_GIVEN PROBLEM_. Begin at the line of the records that contains "column-header-g[interactable]: G —" and stop after the line that contains "chart-legend[interactable]: Sqrt(n) mean". Format only those lines as a Markdown table with the columns Row and Record, numbering each line and leaving out blank lines.

_LISTED ENTRIES_.
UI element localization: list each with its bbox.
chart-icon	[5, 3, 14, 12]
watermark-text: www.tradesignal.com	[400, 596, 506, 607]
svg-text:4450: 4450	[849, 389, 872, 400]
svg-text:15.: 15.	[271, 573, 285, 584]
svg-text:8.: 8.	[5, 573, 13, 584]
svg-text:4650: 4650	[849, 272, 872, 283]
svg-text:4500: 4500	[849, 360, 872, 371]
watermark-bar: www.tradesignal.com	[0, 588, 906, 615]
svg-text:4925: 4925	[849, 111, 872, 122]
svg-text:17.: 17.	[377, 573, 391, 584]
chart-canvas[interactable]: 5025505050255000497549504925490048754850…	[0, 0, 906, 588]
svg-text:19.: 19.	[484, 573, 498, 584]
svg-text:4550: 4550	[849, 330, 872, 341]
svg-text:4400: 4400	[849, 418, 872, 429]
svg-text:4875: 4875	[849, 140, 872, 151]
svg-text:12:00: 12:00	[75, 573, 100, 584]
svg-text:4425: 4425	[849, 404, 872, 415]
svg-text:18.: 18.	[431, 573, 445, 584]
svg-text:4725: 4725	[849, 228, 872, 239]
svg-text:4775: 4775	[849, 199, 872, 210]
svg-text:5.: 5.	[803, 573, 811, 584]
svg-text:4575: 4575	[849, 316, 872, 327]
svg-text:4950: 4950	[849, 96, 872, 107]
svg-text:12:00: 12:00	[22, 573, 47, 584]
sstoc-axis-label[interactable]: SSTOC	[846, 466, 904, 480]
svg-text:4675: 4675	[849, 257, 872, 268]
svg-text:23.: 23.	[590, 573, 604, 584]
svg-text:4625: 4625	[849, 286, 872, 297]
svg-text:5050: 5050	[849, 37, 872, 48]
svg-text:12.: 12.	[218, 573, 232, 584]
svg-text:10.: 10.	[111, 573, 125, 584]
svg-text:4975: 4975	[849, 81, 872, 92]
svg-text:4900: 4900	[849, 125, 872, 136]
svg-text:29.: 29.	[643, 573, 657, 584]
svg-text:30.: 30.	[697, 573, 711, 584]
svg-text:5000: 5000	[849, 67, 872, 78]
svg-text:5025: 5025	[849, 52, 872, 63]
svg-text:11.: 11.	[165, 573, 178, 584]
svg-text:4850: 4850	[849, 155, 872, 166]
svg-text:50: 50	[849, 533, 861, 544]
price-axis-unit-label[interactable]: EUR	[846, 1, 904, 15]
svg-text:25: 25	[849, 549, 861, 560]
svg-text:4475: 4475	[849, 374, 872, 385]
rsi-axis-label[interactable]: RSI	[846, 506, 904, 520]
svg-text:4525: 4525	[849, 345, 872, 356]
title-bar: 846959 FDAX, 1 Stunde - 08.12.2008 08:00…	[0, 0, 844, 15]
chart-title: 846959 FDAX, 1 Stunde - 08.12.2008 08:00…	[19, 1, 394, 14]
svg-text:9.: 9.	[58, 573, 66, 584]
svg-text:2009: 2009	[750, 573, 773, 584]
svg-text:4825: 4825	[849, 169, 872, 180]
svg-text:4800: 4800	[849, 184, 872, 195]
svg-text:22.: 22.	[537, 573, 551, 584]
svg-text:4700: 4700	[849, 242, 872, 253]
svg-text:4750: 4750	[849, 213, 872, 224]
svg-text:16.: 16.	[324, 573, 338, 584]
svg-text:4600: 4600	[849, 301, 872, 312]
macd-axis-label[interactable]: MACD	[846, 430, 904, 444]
* * *
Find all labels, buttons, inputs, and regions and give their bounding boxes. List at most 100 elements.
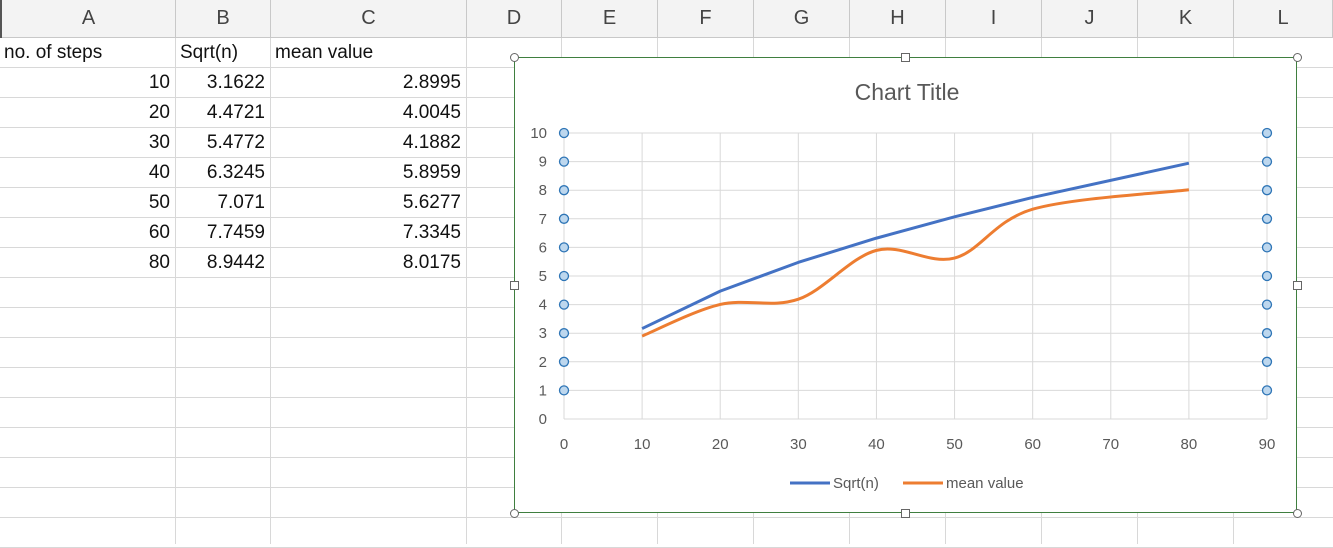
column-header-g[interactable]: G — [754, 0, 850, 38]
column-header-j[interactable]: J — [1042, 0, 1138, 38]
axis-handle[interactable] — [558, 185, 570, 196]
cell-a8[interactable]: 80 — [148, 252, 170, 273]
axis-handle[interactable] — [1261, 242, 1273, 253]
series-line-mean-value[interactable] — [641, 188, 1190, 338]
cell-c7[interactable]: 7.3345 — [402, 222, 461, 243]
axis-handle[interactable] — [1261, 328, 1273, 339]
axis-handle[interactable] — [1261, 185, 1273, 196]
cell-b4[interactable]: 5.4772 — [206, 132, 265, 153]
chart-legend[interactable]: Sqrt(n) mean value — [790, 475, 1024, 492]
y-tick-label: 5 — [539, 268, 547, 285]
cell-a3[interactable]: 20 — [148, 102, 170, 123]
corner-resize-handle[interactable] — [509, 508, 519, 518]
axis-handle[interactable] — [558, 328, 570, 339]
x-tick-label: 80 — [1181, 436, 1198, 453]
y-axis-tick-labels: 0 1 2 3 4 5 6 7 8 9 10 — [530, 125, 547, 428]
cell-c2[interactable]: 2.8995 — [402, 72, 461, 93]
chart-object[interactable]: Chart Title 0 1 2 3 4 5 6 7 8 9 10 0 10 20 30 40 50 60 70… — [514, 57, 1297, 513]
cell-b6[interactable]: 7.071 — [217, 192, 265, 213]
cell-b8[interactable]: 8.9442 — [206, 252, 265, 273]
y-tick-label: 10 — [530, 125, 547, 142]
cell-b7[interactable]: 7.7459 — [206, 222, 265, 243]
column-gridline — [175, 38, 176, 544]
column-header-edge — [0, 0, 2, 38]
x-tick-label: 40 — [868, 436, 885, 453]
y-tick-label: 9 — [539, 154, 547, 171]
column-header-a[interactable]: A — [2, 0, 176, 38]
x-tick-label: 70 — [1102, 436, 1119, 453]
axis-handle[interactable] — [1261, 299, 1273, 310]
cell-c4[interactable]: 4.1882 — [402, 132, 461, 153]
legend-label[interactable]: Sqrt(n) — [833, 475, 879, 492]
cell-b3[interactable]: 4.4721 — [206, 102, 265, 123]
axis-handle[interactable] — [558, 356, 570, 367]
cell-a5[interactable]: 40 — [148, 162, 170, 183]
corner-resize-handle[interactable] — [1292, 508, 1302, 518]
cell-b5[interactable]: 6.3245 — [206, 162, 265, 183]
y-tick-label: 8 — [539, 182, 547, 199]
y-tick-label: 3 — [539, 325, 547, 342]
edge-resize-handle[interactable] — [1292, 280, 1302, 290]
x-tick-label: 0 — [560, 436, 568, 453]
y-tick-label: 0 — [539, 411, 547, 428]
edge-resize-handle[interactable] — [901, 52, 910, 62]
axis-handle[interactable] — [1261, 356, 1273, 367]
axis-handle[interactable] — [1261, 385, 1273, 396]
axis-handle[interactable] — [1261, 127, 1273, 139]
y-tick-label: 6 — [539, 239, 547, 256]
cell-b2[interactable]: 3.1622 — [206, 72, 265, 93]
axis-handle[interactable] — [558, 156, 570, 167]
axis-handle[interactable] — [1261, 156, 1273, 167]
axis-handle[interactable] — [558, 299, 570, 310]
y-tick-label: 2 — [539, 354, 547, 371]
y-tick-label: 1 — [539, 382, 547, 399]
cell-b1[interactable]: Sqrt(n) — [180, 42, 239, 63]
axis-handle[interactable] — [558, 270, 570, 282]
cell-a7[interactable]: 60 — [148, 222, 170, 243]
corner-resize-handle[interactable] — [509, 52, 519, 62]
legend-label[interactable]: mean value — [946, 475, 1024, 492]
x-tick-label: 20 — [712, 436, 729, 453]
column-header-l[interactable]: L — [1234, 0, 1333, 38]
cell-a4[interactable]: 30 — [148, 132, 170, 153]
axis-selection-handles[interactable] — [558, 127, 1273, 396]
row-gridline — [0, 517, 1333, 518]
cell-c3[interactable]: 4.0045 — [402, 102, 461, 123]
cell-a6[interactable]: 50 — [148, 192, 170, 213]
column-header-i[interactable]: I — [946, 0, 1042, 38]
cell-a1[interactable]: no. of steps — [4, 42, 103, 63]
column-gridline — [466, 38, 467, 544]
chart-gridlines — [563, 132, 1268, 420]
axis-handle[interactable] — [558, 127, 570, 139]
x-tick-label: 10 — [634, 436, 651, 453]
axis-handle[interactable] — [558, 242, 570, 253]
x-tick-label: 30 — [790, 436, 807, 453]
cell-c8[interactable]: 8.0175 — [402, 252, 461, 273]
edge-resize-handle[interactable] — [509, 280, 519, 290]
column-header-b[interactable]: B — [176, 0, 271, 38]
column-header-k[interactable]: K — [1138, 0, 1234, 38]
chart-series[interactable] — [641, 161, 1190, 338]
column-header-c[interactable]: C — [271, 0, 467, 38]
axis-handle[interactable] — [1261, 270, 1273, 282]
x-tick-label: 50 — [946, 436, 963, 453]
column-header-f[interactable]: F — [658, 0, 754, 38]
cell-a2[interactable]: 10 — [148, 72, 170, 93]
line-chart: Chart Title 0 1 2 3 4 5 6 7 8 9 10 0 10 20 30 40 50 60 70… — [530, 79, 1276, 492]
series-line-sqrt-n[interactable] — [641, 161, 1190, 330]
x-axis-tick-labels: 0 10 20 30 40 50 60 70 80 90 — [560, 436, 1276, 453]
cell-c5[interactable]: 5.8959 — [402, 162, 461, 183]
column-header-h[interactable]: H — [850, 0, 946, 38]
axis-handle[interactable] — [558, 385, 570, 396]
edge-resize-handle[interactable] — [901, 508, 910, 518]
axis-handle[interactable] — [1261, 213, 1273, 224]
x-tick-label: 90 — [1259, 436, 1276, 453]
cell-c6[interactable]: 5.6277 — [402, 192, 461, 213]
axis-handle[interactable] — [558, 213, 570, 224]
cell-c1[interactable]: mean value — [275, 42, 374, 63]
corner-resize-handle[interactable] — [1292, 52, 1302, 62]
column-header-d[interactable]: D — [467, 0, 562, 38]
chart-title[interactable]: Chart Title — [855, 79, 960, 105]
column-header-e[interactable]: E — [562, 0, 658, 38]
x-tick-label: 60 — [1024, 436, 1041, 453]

_TASK RESULT_.
| Row | Record |
|---|---|
| 1 | column-header-g[interactable]: G — [754, 0, 850, 38] |
| 2 | column-header-j[interactable]: J — [1042, 0, 1138, 38] |
| 3 | axis-handle[interactable] — [558, 185, 570, 196] |
| 4 | cell-a8[interactable]: 80 — [148, 252, 170, 273] |
| 5 | axis-handle[interactable] — [1261, 242, 1273, 253] |
| 6 | series-line-mean-value[interactable] — [641, 188, 1190, 338] |
| 7 | cell-c7[interactable]: 7.3345 — [402, 222, 461, 243] |
| 8 | axis-handle[interactable] — [1261, 328, 1273, 339] |
| 9 | axis-handle[interactable] — [1261, 185, 1273, 196] |
| 10 | cell-b4[interactable]: 5.4772 — [206, 132, 265, 153] |
| 11 | chart-legend[interactable]: Sqrt(n) mean value — [790, 475, 1024, 492] |